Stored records
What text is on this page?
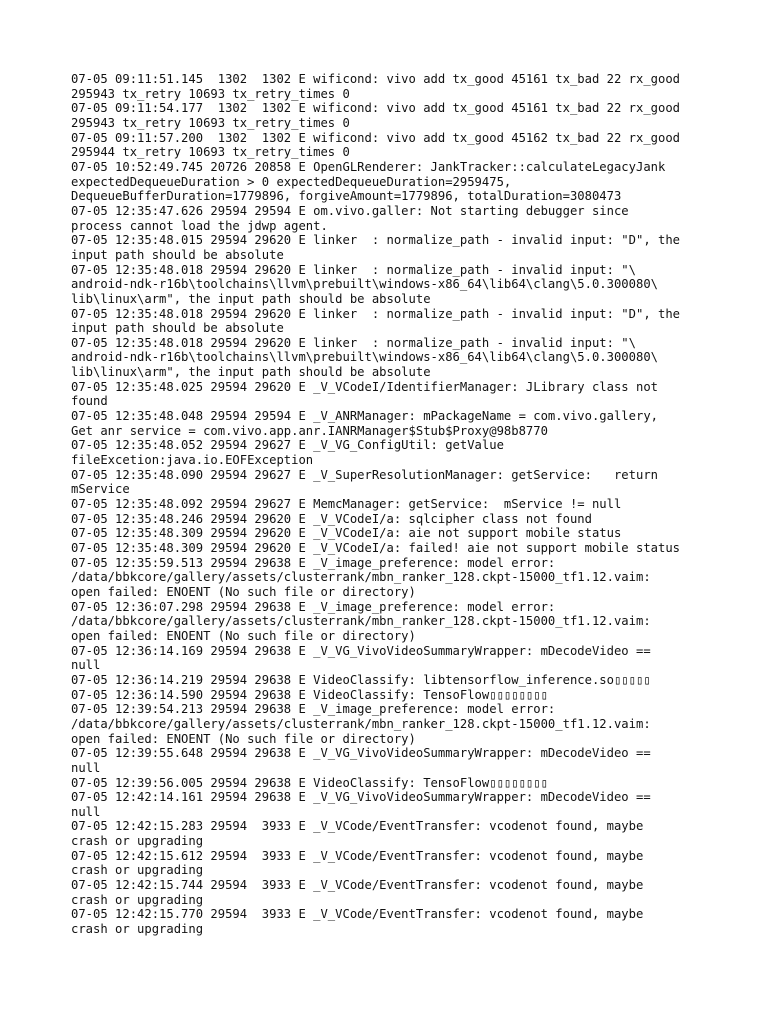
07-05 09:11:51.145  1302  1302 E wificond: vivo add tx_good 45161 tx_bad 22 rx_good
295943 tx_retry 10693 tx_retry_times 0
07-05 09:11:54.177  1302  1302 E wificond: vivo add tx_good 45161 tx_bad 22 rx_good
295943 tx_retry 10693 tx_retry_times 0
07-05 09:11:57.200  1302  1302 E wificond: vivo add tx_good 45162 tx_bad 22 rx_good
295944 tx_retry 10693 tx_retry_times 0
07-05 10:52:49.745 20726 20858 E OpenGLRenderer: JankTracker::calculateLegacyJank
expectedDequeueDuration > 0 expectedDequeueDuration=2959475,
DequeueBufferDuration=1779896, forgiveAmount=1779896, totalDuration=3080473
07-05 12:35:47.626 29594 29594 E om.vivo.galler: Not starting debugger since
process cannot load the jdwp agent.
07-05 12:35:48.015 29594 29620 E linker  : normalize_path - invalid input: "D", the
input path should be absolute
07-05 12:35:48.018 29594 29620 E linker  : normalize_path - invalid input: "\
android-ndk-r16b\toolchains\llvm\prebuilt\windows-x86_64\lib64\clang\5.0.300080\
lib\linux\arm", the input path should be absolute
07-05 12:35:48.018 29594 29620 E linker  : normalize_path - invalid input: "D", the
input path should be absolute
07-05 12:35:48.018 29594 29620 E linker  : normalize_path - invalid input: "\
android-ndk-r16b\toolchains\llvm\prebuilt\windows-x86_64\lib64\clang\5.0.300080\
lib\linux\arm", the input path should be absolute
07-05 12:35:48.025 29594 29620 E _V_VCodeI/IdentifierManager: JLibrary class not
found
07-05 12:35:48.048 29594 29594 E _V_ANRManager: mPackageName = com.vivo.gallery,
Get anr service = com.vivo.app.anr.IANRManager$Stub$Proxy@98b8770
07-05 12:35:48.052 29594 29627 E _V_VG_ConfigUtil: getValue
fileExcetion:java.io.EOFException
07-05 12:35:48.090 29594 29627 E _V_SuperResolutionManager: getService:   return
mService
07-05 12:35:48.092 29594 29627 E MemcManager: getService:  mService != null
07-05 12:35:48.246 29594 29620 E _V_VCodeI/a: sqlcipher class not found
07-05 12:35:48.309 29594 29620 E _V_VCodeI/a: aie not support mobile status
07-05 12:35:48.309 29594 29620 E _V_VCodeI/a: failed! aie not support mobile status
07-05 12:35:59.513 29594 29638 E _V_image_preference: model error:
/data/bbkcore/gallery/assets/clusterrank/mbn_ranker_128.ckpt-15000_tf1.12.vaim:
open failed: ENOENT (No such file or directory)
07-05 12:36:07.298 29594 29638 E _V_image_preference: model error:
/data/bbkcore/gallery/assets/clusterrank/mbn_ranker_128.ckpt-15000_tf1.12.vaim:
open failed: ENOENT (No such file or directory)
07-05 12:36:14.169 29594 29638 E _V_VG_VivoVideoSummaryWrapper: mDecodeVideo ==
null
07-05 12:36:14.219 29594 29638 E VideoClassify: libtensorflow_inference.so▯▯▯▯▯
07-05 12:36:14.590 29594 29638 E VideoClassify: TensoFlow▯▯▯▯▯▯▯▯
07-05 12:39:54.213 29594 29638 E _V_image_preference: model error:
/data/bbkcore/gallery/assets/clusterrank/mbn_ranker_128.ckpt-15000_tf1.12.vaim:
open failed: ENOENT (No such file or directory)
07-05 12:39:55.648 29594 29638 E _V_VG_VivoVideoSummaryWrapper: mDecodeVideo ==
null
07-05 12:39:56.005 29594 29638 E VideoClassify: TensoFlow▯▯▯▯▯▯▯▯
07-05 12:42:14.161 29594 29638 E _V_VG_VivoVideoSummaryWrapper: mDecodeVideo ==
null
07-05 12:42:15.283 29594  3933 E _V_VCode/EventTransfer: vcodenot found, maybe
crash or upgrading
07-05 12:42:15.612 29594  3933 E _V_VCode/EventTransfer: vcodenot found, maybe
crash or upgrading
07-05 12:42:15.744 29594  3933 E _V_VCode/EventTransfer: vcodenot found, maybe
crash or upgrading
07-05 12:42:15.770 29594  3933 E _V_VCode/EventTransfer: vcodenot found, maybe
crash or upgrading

■ EXERCISE DIRECTIONS: Leave out every picture and copy the rest of the records exactly.

■ THE RESULT:
What text is on this page?
07-05 09:11:51.145  1302  1302 E wificond: vivo add tx_good 45161 tx_bad 22 rx_good
295943 tx_retry 10693 tx_retry_times 0
07-05 09:11:54.177  1302  1302 E wificond: vivo add tx_good 45161 tx_bad 22 rx_good
295943 tx_retry 10693 tx_retry_times 0
07-05 09:11:57.200  1302  1302 E wificond: vivo add tx_good 45162 tx_bad 22 rx_good
295944 tx_retry 10693 tx_retry_times 0
07-05 10:52:49.745 20726 20858 E OpenGLRenderer: JankTracker::calculateLegacyJank
expectedDequeueDuration > 0 expectedDequeueDuration=2959475,
DequeueBufferDuration=1779896, forgiveAmount=1779896, totalDuration=3080473
07-05 12:35:47.626 29594 29594 E om.vivo.galler: Not starting debugger since
process cannot load the jdwp agent.
07-05 12:35:48.015 29594 29620 E linker  : normalize_path - invalid input: "D", the
input path should be absolute
07-05 12:35:48.018 29594 29620 E linker  : normalize_path - invalid input: "\
android-ndk-r16b\toolchains\llvm\prebuilt\windows-x86_64\lib64\clang\5.0.300080\
lib\linux\arm", the input path should be absolute
07-05 12:35:48.018 29594 29620 E linker  : normalize_path - invalid input: "D", the
input path should be absolute
07-05 12:35:48.018 29594 29620 E linker  : normalize_path - invalid input: "\
android-ndk-r16b\toolchains\llvm\prebuilt\windows-x86_64\lib64\clang\5.0.300080\
lib\linux\arm", the input path should be absolute
07-05 12:35:48.025 29594 29620 E _V_VCodeI/IdentifierManager: JLibrary class not
found
07-05 12:35:48.048 29594 29594 E _V_ANRManager: mPackageName = com.vivo.gallery,
Get anr service = com.vivo.app.anr.IANRManager$Stub$Proxy@98b8770
07-05 12:35:48.052 29594 29627 E _V_VG_ConfigUtil: getValue
fileExcetion:java.io.EOFException
07-05 12:35:48.090 29594 29627 E _V_SuperResolutionManager: getService:   return
mService
07-05 12:35:48.092 29594 29627 E MemcManager: getService:  mService != null
07-05 12:35:48.246 29594 29620 E _V_VCodeI/a: sqlcipher class not found
07-05 12:35:48.309 29594 29620 E _V_VCodeI/a: aie not support mobile status
07-05 12:35:48.309 29594 29620 E _V_VCodeI/a: failed! aie not support mobile status
07-05 12:35:59.513 29594 29638 E _V_image_preference: model error:
/data/bbkcore/gallery/assets/clusterrank/mbn_ranker_128.ckpt-15000_tf1.12.vaim:
open failed: ENOENT (No such file or directory)
07-05 12:36:07.298 29594 29638 E _V_image_preference: model error:
/data/bbkcore/gallery/assets/clusterrank/mbn_ranker_128.ckpt-15000_tf1.12.vaim:
open failed: ENOENT (No such file or directory)
07-05 12:36:14.169 29594 29638 E _V_VG_VivoVideoSummaryWrapper: mDecodeVideo ==
null
07-05 12:36:14.219 29594 29638 E VideoClassify: libtensorflow_inference.so▯▯▯▯▯
07-05 12:36:14.590 29594 29638 E VideoClassify: TensoFlow▯▯▯▯▯▯▯▯
07-05 12:39:54.213 29594 29638 E _V_image_preference: model error:
/data/bbkcore/gallery/assets/clusterrank/mbn_ranker_128.ckpt-15000_tf1.12.vaim:
open failed: ENOENT (No such file or directory)
07-05 12:39:55.648 29594 29638 E _V_VG_VivoVideoSummaryWrapper: mDecodeVideo ==
null
07-05 12:39:56.005 29594 29638 E VideoClassify: TensoFlow▯▯▯▯▯▯▯▯
07-05 12:42:14.161 29594 29638 E _V_VG_VivoVideoSummaryWrapper: mDecodeVideo ==
null
07-05 12:42:15.283 29594  3933 E _V_VCode/EventTransfer: vcodenot found, maybe
crash or upgrading
07-05 12:42:15.612 29594  3933 E _V_VCode/EventTransfer: vcodenot found, maybe
crash or upgrading
07-05 12:42:15.744 29594  3933 E _V_VCode/EventTransfer: vcodenot found, maybe
crash or upgrading
07-05 12:42:15.770 29594  3933 E _V_VCode/EventTransfer: vcodenot found, maybe
crash or upgrading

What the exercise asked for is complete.